Repeat exactly, and only, the lines from the one containing "Convert this document image to plain text." through the end of the records.

▶ INPUT ROWS:
--- BEGIN ---
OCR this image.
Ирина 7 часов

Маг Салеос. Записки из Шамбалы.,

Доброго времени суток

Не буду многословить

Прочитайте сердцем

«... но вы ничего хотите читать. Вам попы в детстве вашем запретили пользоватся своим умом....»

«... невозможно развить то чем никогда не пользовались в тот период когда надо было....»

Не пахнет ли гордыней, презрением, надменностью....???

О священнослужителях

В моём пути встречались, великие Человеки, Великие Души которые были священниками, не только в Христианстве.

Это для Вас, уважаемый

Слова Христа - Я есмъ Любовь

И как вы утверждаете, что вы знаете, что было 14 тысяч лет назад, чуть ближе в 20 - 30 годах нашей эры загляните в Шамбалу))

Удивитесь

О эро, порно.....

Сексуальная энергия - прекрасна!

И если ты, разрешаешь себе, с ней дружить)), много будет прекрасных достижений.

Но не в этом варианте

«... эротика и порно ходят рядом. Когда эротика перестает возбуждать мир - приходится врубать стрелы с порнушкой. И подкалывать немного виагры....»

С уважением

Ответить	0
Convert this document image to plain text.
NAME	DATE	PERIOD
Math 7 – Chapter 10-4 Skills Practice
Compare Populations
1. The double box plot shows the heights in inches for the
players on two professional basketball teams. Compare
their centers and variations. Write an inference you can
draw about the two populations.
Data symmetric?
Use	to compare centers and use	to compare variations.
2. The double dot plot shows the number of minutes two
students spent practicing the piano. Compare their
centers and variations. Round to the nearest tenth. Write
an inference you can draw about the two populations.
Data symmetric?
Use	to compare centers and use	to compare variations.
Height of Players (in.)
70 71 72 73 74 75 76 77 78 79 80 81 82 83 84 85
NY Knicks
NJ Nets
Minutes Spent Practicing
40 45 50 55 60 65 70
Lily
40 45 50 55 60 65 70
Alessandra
--- END ---
▶ EXERCISE ANSWER:
Convert this document image to plain text.
NAME	DATE	PERIOD
Math 7 – Chapter 10-4 Skills Practice
Compare Populations
1. The double box plot shows the heights in inches for the
players on two professional basketball teams. Compare
their centers and variations. Write an inference you can
draw about the two populations.
Data symmetric?
Use	to compare centers and use	to compare variations.
2. The double dot plot shows the number of minutes two
students spent practicing the piano. Compare their
centers and variations. Round to the nearest tenth. Write
an inference you can draw about the two populations.
Data symmetric?
Use	to compare centers and use	to compare variations.
Height of Players (in.)
70 71 72 73 74 75 76 77 78 79 80 81 82 83 84 85
NY Knicks
NJ Nets
Minutes Spent Practicing
40 45 50 55 60 65 70
Lily
40 45 50 55 60 65 70
Alessandra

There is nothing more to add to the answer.